**Given exercise:** Return the lines where the word "data" occurs.
┄┄┄┄┄┄
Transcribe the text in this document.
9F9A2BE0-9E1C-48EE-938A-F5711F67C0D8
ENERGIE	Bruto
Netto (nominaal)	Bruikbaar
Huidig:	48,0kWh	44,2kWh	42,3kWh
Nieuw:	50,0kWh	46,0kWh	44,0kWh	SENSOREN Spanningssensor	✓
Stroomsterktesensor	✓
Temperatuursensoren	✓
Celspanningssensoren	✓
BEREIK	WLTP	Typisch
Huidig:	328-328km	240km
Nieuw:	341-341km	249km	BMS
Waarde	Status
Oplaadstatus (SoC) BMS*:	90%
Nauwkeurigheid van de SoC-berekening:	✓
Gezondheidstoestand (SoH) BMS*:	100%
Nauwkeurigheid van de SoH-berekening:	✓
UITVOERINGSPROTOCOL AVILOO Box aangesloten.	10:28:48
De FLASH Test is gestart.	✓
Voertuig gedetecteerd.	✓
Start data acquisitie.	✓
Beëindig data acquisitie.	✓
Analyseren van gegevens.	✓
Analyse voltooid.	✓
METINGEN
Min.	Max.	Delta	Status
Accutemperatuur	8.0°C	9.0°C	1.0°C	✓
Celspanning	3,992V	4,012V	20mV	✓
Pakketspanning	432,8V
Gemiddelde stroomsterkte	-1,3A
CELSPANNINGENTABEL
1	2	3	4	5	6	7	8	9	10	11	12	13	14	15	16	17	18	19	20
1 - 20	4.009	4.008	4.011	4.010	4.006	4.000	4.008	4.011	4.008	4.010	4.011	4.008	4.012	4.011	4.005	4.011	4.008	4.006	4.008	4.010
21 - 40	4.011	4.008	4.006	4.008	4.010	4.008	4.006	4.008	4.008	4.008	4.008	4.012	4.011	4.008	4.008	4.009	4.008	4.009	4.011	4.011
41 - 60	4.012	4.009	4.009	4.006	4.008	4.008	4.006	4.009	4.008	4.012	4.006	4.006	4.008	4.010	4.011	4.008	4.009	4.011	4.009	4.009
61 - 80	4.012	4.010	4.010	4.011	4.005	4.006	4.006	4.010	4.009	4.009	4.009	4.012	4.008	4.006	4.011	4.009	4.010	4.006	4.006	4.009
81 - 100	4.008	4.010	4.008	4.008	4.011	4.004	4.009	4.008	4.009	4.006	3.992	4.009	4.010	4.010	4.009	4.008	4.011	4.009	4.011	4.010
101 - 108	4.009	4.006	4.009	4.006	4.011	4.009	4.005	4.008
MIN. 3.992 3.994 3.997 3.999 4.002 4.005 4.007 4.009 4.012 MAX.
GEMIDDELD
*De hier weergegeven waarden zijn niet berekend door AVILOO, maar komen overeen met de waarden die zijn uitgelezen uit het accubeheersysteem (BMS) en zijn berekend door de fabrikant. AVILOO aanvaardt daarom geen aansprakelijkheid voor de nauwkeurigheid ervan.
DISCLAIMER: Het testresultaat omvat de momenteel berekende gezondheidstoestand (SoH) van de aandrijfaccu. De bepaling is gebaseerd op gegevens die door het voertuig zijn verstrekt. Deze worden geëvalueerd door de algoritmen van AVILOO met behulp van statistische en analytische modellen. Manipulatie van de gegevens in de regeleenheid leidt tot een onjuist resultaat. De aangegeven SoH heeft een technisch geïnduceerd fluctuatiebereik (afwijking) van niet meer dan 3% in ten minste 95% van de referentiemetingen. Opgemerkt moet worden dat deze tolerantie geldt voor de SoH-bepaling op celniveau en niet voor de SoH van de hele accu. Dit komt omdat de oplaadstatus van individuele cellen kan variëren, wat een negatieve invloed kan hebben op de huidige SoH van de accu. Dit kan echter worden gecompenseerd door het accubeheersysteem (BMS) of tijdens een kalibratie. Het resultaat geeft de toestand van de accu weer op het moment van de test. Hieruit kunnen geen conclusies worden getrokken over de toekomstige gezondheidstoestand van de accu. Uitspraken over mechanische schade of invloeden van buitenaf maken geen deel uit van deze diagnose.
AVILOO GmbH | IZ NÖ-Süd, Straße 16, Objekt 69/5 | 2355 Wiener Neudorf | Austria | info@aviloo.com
┄┄┄┄┄┄
**Finished exercise:**
Start data acquisitie.	✓
Beëindig data acquisitie.	✓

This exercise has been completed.